** BEGIN Material provided **
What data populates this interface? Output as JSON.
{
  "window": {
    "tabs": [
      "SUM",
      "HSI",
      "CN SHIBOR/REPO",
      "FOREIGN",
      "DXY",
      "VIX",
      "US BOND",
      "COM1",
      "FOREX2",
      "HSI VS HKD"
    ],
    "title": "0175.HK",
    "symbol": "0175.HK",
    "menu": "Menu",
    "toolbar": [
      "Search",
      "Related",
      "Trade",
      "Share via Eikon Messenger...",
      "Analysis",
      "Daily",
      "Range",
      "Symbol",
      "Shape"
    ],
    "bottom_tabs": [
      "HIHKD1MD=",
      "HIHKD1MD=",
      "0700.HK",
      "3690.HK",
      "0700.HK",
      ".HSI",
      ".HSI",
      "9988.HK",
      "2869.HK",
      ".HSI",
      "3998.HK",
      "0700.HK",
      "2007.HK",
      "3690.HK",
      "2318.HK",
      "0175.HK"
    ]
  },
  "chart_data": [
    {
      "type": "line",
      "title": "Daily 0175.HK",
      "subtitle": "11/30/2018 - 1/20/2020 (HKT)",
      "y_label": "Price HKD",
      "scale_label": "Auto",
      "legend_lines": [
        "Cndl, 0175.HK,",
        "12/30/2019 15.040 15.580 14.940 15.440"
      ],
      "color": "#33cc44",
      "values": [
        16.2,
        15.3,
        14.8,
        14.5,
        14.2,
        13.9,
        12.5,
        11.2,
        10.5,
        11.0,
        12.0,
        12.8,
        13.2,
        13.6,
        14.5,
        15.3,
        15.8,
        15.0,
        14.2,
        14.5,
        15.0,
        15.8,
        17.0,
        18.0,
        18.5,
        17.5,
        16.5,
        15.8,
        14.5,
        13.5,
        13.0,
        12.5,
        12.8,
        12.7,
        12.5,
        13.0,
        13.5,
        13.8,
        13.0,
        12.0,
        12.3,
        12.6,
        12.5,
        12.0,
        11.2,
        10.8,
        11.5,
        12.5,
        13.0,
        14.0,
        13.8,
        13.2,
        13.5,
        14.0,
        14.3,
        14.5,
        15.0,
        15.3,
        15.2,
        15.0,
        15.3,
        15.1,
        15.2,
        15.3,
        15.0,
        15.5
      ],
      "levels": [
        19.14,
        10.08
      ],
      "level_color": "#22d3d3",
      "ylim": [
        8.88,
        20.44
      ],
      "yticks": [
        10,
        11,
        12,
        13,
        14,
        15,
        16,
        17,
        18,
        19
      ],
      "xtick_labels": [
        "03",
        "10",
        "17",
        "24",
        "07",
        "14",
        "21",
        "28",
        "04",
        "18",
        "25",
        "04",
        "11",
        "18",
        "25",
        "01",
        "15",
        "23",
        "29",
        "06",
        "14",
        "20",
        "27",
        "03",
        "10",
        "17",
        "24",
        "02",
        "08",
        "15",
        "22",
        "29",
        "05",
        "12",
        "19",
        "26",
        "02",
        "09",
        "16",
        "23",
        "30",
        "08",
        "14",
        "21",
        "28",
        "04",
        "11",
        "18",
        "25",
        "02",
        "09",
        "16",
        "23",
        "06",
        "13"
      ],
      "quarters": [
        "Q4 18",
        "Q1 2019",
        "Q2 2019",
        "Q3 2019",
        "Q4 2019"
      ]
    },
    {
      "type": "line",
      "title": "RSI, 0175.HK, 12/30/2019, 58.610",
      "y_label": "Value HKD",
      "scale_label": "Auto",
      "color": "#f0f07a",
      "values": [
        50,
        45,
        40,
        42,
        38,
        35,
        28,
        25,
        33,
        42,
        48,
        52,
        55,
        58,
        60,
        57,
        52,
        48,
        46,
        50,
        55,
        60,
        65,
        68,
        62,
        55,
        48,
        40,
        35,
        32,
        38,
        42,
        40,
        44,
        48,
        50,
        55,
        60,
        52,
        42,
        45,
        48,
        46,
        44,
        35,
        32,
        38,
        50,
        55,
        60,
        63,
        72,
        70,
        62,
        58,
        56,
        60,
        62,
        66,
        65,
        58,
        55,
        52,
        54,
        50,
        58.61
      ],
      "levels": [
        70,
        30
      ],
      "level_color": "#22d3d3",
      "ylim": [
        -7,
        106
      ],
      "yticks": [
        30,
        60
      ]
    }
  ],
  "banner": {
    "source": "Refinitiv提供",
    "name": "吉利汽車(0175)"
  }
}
** END Material provided **
● What you have to do
Set every line of the listing down word for word.

● Solution for this task
What data populates this interface? Output as JSON.
{
  "window": {
    "tabs": [
      "SUM",
      "HSI",
      "CN SHIBOR/REPO",
      "FOREIGN",
      "DXY",
      "VIX",
      "US BOND",
      "COM1",
      "FOREX2",
      "HSI VS HKD"
    ],
    "title": "0175.HK",
    "symbol": "0175.HK",
    "menu": "Menu",
    "toolbar": [
      "Search",
      "Related",
      "Trade",
      "Share via Eikon Messenger...",
      "Analysis",
      "Daily",
      "Range",
      "Symbol",
      "Shape"
    ],
    "bottom_tabs": [
      "HIHKD1MD=",
      "HIHKD1MD=",
      "0700.HK",
      "3690.HK",
      "0700.HK",
      ".HSI",
      ".HSI",
      "9988.HK",
      "2869.HK",
      ".HSI",
      "3998.HK",
      "0700.HK",
      "2007.HK",
      "3690.HK",
      "2318.HK",
      "0175.HK"
    ]
  },
  "chart_data": [
    {
      "type": "line",
      "title": "Daily 0175.HK",
      "subtitle": "11/30/2018 - 1/20/2020 (HKT)",
      "y_label": "Price HKD",
      "scale_label": "Auto",
      "legend_lines": [
        "Cndl, 0175.HK,",
        "12/30/2019 15.040 15.580 14.940 15.440"
      ],
      "color": "#33cc44",
      "values": [
        16.2,
        15.3,
        14.8,
        14.5,
        14.2,
        13.9,
        12.5,
        11.2,
        10.5,
        11.0,
        12.0,
        12.8,
        13.2,
        13.6,
        14.5,
        15.3,
        15.8,
        15.0,
        14.2,
        14.5,
        15.0,
        15.8,
        17.0,
        18.0,
        18.5,
        17.5,
        16.5,
        15.8,
        14.5,
        13.5,
        13.0,
        12.5,
        12.8,
        12.7,
        12.5,
        13.0,
        13.5,
        13.8,
        13.0,
        12.0,
        12.3,
        12.6,
        12.5,
        12.0,
        11.2,
        10.8,
        11.5,
        12.5,
        13.0,
        14.0,
        13.8,
        13.2,
        13.5,
        14.0,
        14.3,
        14.5,
        15.0,
        15.3,
        15.2,
        15.0,
        15.3,
        15.1,
        15.2,
        15.3,
        15.0,
        15.5
      ],
      "levels": [
        19.14,
        10.08
      ],
      "level_color": "#22d3d3",
      "ylim": [
        8.88,
        20.44
      ],
      "yticks": [
        10,
        11,
        12,
        13,
        14,
        15,
        16,
        17,
        18,
        19
      ],
      "xtick_labels": [
        "03",
        "10",
        "17",
        "24",
        "07",
        "14",
        "21",
        "28",
        "04",
        "18",
        "25",
        "04",
        "11",
        "18",
        "25",
        "01",
        "15",
        "23",
        "29",
        "06",
        "14",
        "20",
        "27",
        "03",
        "10",
        "17",
        "24",
        "02",
        "08",
        "15",
        "22",
        "29",
        "05",
        "12",
        "19",
        "26",
        "02",
        "09",
        "16",
        "23",
        "30",
        "08",
        "14",
        "21",
        "28",
        "04",
        "11",
        "18",
        "25",
        "02",
        "09",
        "16",
        "23",
        "06",
        "13"
      ],
      "quarters": [
        "Q4 18",
        "Q1 2019",
        "Q2 2019",
        "Q3 2019",
        "Q4 2019"
      ]
    },
    {
      "type": "line",
      "title": "RSI, 0175.HK, 12/30/2019, 58.610",
      "y_label": "Value HKD",
      "scale_label": "Auto",
      "color": "#f0f07a",
      "values": [
        50,
        45,
        40,
        42,
        38,
        35,
        28,
        25,
        33,
        42,
        48,
        52,
        55,
        58,
        60,
        57,
        52,
        48,
        46,
        50,
        55,
        60,
        65,
        68,
        62,
        55,
        48,
        40,
        35,
        32,
        38,
        42,
        40,
        44,
        48,
        50,
        55,
        60,
        52,
        42,
        45,
        48,
        46,
        44,
        35,
        32,
        38,
        50,
        55,
        60,
        63,
        72,
        70,
        62,
        58,
        56,
        60,
        62,
        66,
        65,
        58,
        55,
        52,
        54,
        50,
        58.61
      ],
      "levels": [
        70,
        30
      ],
      "level_color": "#22d3d3",
      "ylim": [
        -7,
        106
      ],
      "yticks": [
        30,
        60
      ]
    }
  ],
  "banner": {
    "source": "Refinitiv提供",
    "name": "吉利汽車(0175)"
  }
}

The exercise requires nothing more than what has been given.